§ Records from a collection:
▬▬▬▬▬▬▬▬▬▬
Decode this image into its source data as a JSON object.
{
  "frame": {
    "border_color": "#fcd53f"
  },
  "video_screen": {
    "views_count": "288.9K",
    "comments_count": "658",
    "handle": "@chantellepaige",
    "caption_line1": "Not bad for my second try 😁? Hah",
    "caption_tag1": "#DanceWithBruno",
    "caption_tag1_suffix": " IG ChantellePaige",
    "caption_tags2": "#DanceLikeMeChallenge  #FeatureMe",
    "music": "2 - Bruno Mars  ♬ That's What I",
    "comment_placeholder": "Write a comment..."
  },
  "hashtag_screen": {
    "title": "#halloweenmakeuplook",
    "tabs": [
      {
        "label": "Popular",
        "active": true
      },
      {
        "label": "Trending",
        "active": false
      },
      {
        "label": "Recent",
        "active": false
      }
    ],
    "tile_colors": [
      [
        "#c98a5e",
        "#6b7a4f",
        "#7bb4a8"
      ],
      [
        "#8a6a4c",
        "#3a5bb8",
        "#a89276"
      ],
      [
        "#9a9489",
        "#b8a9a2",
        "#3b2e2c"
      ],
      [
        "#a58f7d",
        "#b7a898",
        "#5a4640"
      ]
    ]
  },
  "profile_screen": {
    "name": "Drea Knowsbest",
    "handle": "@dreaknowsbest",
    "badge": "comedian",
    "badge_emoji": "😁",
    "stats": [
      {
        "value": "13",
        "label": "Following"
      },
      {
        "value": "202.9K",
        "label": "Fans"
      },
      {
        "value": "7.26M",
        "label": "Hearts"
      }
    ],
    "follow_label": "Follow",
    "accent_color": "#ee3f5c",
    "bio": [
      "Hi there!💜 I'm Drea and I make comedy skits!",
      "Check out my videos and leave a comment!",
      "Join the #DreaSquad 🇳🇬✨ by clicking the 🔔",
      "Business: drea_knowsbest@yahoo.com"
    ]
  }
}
▬▬▬▬▬▬▬▬▬▬
§ The task:
Reproduce the listing shown above in its entirety, exactly.

§ The completed task:
Decode this image into its source data as a JSON object.
{
  "frame": {
    "border_color": "#fcd53f"
  },
  "video_screen": {
    "views_count": "288.9K",
    "comments_count": "658",
    "handle": "@chantellepaige",
    "caption_line1": "Not bad for my second try 😁? Hah",
    "caption_tag1": "#DanceWithBruno",
    "caption_tag1_suffix": " IG ChantellePaige",
    "caption_tags2": "#DanceLikeMeChallenge  #FeatureMe",
    "music": "2 - Bruno Mars  ♬ That's What I",
    "comment_placeholder": "Write a comment..."
  },
  "hashtag_screen": {
    "title": "#halloweenmakeuplook",
    "tabs": [
      {
        "label": "Popular",
        "active": true
      },
      {
        "label": "Trending",
        "active": false
      },
      {
        "label": "Recent",
        "active": false
      }
    ],
    "tile_colors": [
      [
        "#c98a5e",
        "#6b7a4f",
        "#7bb4a8"
      ],
      [
        "#8a6a4c",
        "#3a5bb8",
        "#a89276"
      ],
      [
        "#9a9489",
        "#b8a9a2",
        "#3b2e2c"
      ],
      [
        "#a58f7d",
        "#b7a898",
        "#5a4640"
      ]
    ]
  },
  "profile_screen": {
    "name": "Drea Knowsbest",
    "handle": "@dreaknowsbest",
    "badge": "comedian",
    "badge_emoji": "😁",
    "stats": [
      {
        "value": "13",
        "label": "Following"
      },
      {
        "value": "202.9K",
        "label": "Fans"
      },
      {
        "value": "7.26M",
        "label": "Hearts"
      }
    ],
    "follow_label": "Follow",
    "accent_color": "#ee3f5c",
    "bio": [
      "Hi there!💜 I'm Drea and I make comedy skits!",
      "Check out my videos and leave a comment!",
      "Join the #DreaSquad 🇳🇬✨ by clicking the 🔔",
      "Business: drea_knowsbest@yahoo.com"
    ]
  }
}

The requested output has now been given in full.